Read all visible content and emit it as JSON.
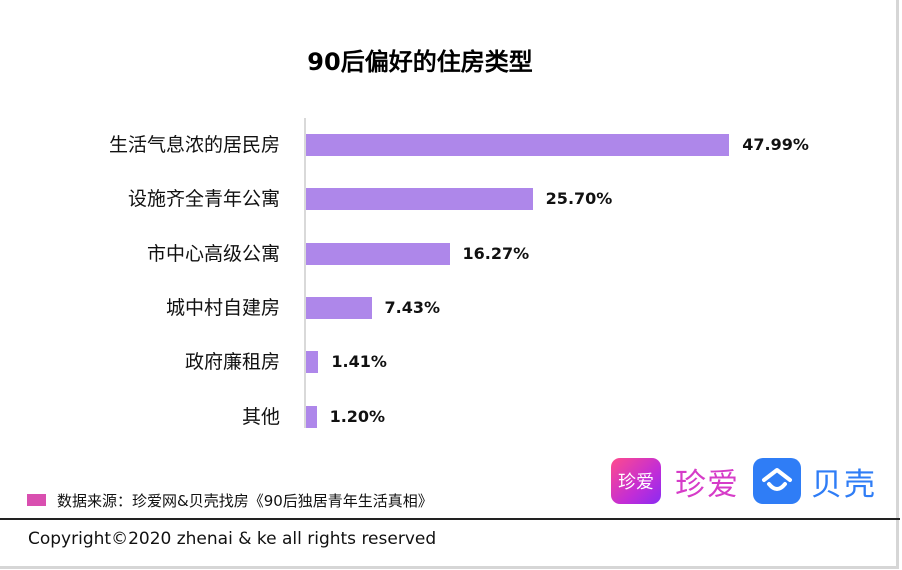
{
  "title": "90后偏好的住房类型",
  "chart_data": {
    "type": "bar",
    "orientation": "horizontal",
    "title": "90后偏好的住房类型",
    "xlabel": "",
    "ylabel": "",
    "categories": [
      "生活气息浓的居民房",
      "设施齐全青年公寓",
      "市中心高级公寓",
      "城中村自建房",
      "政府廉租房",
      "其他"
    ],
    "values": [
      47.99,
      25.7,
      16.27,
      7.43,
      1.41,
      1.2
    ],
    "value_labels": [
      "47.99%",
      "25.70%",
      "16.27%",
      "7.43%",
      "1.41%",
      "1.20%"
    ],
    "unit": "%",
    "grid": false,
    "legend": "none",
    "bar_color": "#ae87ea"
  },
  "rows": [
    {
      "label": "生活气息浓的居民房",
      "value": "47.99%"
    },
    {
      "label": "设施齐全青年公寓",
      "value": "25.70%"
    },
    {
      "label": "市中心高级公寓",
      "value": "16.27%"
    },
    {
      "label": "城中村自建房",
      "value": "7.43%"
    },
    {
      "label": "政府廉租房",
      "value": "1.41%"
    },
    {
      "label": "其他",
      "value": "1.20%"
    }
  ],
  "source": {
    "text": "数据来源：珍爱网&贝壳找房《90后独居青年生活真相》",
    "swatch_color": "#d94fb0"
  },
  "logos": {
    "zhenai_icon_text": "珍爱",
    "zhenai_text": "珍爱",
    "ke_icon": "house-smile-icon",
    "ke_text": "贝壳"
  },
  "copyright": "Copyright©2020 zhenai & ke all rights reserved",
  "colors": {
    "bar": "#ae87ea",
    "zhenai": "#d63cc8",
    "ke": "#2f7df6"
  }
}
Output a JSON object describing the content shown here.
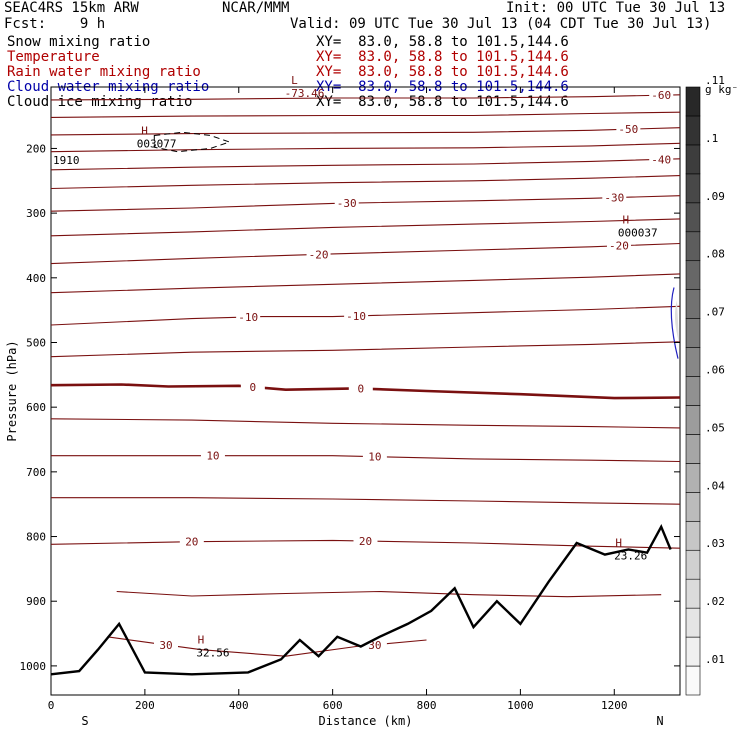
{
  "header": {
    "model": "SEAC4RS 15km ARW",
    "center": "NCAR/MMM",
    "init": "Init: 00 UTC Tue 30 Jul 13",
    "fcst": "Fcst:    9 h",
    "valid": "Valid: 09 UTC Tue 30 Jul 13 (04 CDT Tue 30 Jul 13)"
  },
  "fields": [
    {
      "name": "Snow mixing ratio",
      "xy": "XY=  83.0, 58.8 to 101.5,144.6",
      "color": "#000000"
    },
    {
      "name": "Temperature",
      "xy": "XY=  83.0, 58.8 to 101.5,144.6",
      "color": "#b00000"
    },
    {
      "name": "Rain water mixing ratio",
      "xy": "XY=  83.0, 58.8 to 101.5,144.6",
      "color": "#b00000"
    },
    {
      "name": "Cloud water mixing ratio",
      "xy": "XY=  83.0, 58.8 to 101.5,144.6",
      "color": "#0000aa"
    },
    {
      "name": "Cloud ice mixing ratio",
      "xy": "XY=  83.0, 58.8 to 101.5,144.6",
      "color": "#000000"
    }
  ],
  "colors": {
    "temperature": "#7a1010",
    "freezing": "#7a1010",
    "terrain": "#000000",
    "cloud_water": "#2020c0"
  },
  "chart_data": {
    "type": "contour",
    "xlabel": "Distance (km)",
    "ylabel": "Pressure (hPa)",
    "x_ticks": [
      0,
      200,
      400,
      600,
      800,
      1000,
      1200
    ],
    "y_ticks": [
      200,
      300,
      400,
      500,
      600,
      700,
      800,
      900,
      1000
    ],
    "xlim": [
      0,
      1340
    ],
    "ylim": [
      1045,
      105
    ],
    "left_end_label": "S",
    "right_end_label": "N",
    "colorbar": {
      "unit": "g kg⁻¹",
      "ticks": [
        ".01",
        ".02",
        ".03",
        ".04",
        ".05",
        ".06",
        ".07",
        ".08",
        ".09",
        ".1",
        ".11"
      ]
    },
    "temperature_contours": [
      {
        "level": -60,
        "points": [
          [
            0,
            125
          ],
          [
            300,
            124
          ],
          [
            600,
            122
          ],
          [
            900,
            122
          ],
          [
            1150,
            120
          ],
          [
            1340,
            117
          ]
        ],
        "labels": [
          [
            1300,
            -60
          ]
        ]
      },
      {
        "level": -55,
        "points": [
          [
            0,
            152
          ],
          [
            300,
            150
          ],
          [
            600,
            149
          ],
          [
            900,
            149
          ],
          [
            1150,
            146
          ],
          [
            1340,
            144
          ]
        ],
        "labels": []
      },
      {
        "level": -50,
        "points": [
          [
            0,
            179
          ],
          [
            300,
            177
          ],
          [
            600,
            176
          ],
          [
            900,
            175
          ],
          [
            1150,
            172
          ],
          [
            1340,
            168
          ]
        ],
        "labels": [
          [
            1230,
            -50
          ]
        ]
      },
      {
        "level": -45,
        "points": [
          [
            0,
            205
          ],
          [
            300,
            202
          ],
          [
            600,
            200
          ],
          [
            900,
            199
          ],
          [
            1150,
            196
          ],
          [
            1340,
            192
          ]
        ],
        "labels": []
      },
      {
        "level": -40,
        "points": [
          [
            0,
            233
          ],
          [
            300,
            229
          ],
          [
            600,
            226
          ],
          [
            900,
            224
          ],
          [
            1150,
            220
          ],
          [
            1340,
            216
          ]
        ],
        "labels": [
          [
            1300,
            -40
          ]
        ]
      },
      {
        "level": -35,
        "points": [
          [
            0,
            262
          ],
          [
            300,
            257
          ],
          [
            600,
            253
          ],
          [
            900,
            250
          ],
          [
            1150,
            246
          ],
          [
            1340,
            242
          ]
        ],
        "labels": []
      },
      {
        "level": -30,
        "points": [
          [
            0,
            297
          ],
          [
            300,
            292
          ],
          [
            600,
            285
          ],
          [
            900,
            281
          ],
          [
            1150,
            277
          ],
          [
            1340,
            273
          ]
        ],
        "labels": [
          [
            630,
            -30
          ],
          [
            1200,
            -30
          ]
        ]
      },
      {
        "level": -25,
        "points": [
          [
            0,
            335
          ],
          [
            300,
            329
          ],
          [
            600,
            322
          ],
          [
            900,
            317
          ],
          [
            1150,
            313
          ],
          [
            1340,
            309
          ]
        ],
        "labels": []
      },
      {
        "level": -20,
        "points": [
          [
            0,
            378
          ],
          [
            300,
            370
          ],
          [
            600,
            363
          ],
          [
            900,
            357
          ],
          [
            1150,
            352
          ],
          [
            1340,
            347
          ]
        ],
        "labels": [
          [
            570,
            -20
          ],
          [
            1210,
            -20
          ]
        ]
      },
      {
        "level": -15,
        "points": [
          [
            0,
            423
          ],
          [
            300,
            416
          ],
          [
            600,
            410
          ],
          [
            900,
            404
          ],
          [
            1150,
            399
          ],
          [
            1340,
            394
          ]
        ],
        "labels": []
      },
      {
        "level": -10,
        "points": [
          [
            0,
            473
          ],
          [
            300,
            463
          ],
          [
            450,
            460
          ],
          [
            600,
            460
          ],
          [
            900,
            454
          ],
          [
            1150,
            449
          ],
          [
            1340,
            444
          ]
        ],
        "labels": [
          [
            420,
            -10
          ],
          [
            650,
            -10
          ]
        ]
      },
      {
        "level": -5,
        "points": [
          [
            0,
            522
          ],
          [
            300,
            515
          ],
          [
            600,
            512
          ],
          [
            900,
            507
          ],
          [
            1150,
            503
          ],
          [
            1340,
            499
          ]
        ],
        "labels": []
      },
      {
        "level": 0,
        "points": [
          [
            0,
            566
          ],
          [
            150,
            565
          ],
          [
            250,
            568
          ],
          [
            400,
            567
          ],
          [
            500,
            573
          ],
          [
            650,
            571
          ],
          [
            800,
            575
          ],
          [
            1000,
            580
          ],
          [
            1200,
            586
          ],
          [
            1340,
            585
          ]
        ],
        "labels": [
          [
            430,
            0
          ],
          [
            660,
            0
          ]
        ],
        "bold": true
      },
      {
        "level": 5,
        "points": [
          [
            0,
            618
          ],
          [
            300,
            620
          ],
          [
            600,
            625
          ],
          [
            900,
            628
          ],
          [
            1150,
            630
          ],
          [
            1340,
            632
          ]
        ],
        "labels": []
      },
      {
        "level": 10,
        "points": [
          [
            0,
            675
          ],
          [
            300,
            675
          ],
          [
            600,
            675
          ],
          [
            900,
            680
          ],
          [
            1150,
            682
          ],
          [
            1340,
            684
          ]
        ],
        "labels": [
          [
            345,
            10
          ],
          [
            690,
            10
          ]
        ]
      },
      {
        "level": 15,
        "points": [
          [
            0,
            740
          ],
          [
            300,
            740
          ],
          [
            600,
            742
          ],
          [
            900,
            745
          ],
          [
            1150,
            748
          ],
          [
            1340,
            750
          ]
        ],
        "labels": []
      },
      {
        "level": 20,
        "points": [
          [
            0,
            812
          ],
          [
            300,
            808
          ],
          [
            600,
            806
          ],
          [
            900,
            810
          ],
          [
            1150,
            815
          ],
          [
            1340,
            818
          ]
        ],
        "labels": [
          [
            300,
            20
          ],
          [
            670,
            20
          ]
        ]
      },
      {
        "level": 25,
        "points": [
          [
            140,
            885
          ],
          [
            300,
            892
          ],
          [
            500,
            888
          ],
          [
            700,
            885
          ],
          [
            900,
            890
          ],
          [
            1100,
            893
          ],
          [
            1300,
            890
          ]
        ],
        "labels": []
      },
      {
        "level": 30,
        "points": [
          [
            120,
            955
          ],
          [
            220,
            965
          ],
          [
            320,
            975
          ],
          [
            500,
            985
          ],
          [
            650,
            970
          ],
          [
            800,
            960
          ]
        ],
        "labels": [
          [
            245,
            30
          ],
          [
            690,
            30
          ]
        ]
      }
    ],
    "terrain": [
      [
        0,
        1013
      ],
      [
        60,
        1008
      ],
      [
        100,
        975
      ],
      [
        145,
        935
      ],
      [
        200,
        1010
      ],
      [
        300,
        1013
      ],
      [
        420,
        1010
      ],
      [
        490,
        990
      ],
      [
        530,
        960
      ],
      [
        570,
        985
      ],
      [
        610,
        955
      ],
      [
        660,
        970
      ],
      [
        700,
        955
      ],
      [
        760,
        935
      ],
      [
        810,
        915
      ],
      [
        860,
        880
      ],
      [
        900,
        940
      ],
      [
        950,
        900
      ],
      [
        1000,
        935
      ],
      [
        1060,
        870
      ],
      [
        1120,
        810
      ],
      [
        1180,
        828
      ],
      [
        1230,
        820
      ],
      [
        1270,
        825
      ],
      [
        1300,
        785
      ],
      [
        1320,
        820
      ]
    ],
    "snow_contour": [
      [
        220,
        180
      ],
      [
        280,
        175
      ],
      [
        340,
        180
      ],
      [
        380,
        190
      ],
      [
        340,
        200
      ],
      [
        270,
        205
      ],
      [
        220,
        198
      ]
    ],
    "highs": [
      {
        "x": 225,
        "p": 188,
        "value": "003077"
      },
      {
        "x": 1250,
        "p": 325,
        "value": "000037"
      },
      {
        "x": 345,
        "p": 975,
        "value": "32.56"
      },
      {
        "x": 1235,
        "p": 825,
        "value": "23.26"
      }
    ],
    "lows": [
      {
        "x": 540,
        "p": 113,
        "value": "-73.46"
      }
    ],
    "edge_label": {
      "p": 218,
      "value": "1910"
    }
  }
}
◇ ◇ ◇ ◇ ◇
Copy out every line holding the string "JSON".

• **SOLUTION BELOW**:
Read all visible content and emit it as JSON.
Output a JSON object describing the content shown here.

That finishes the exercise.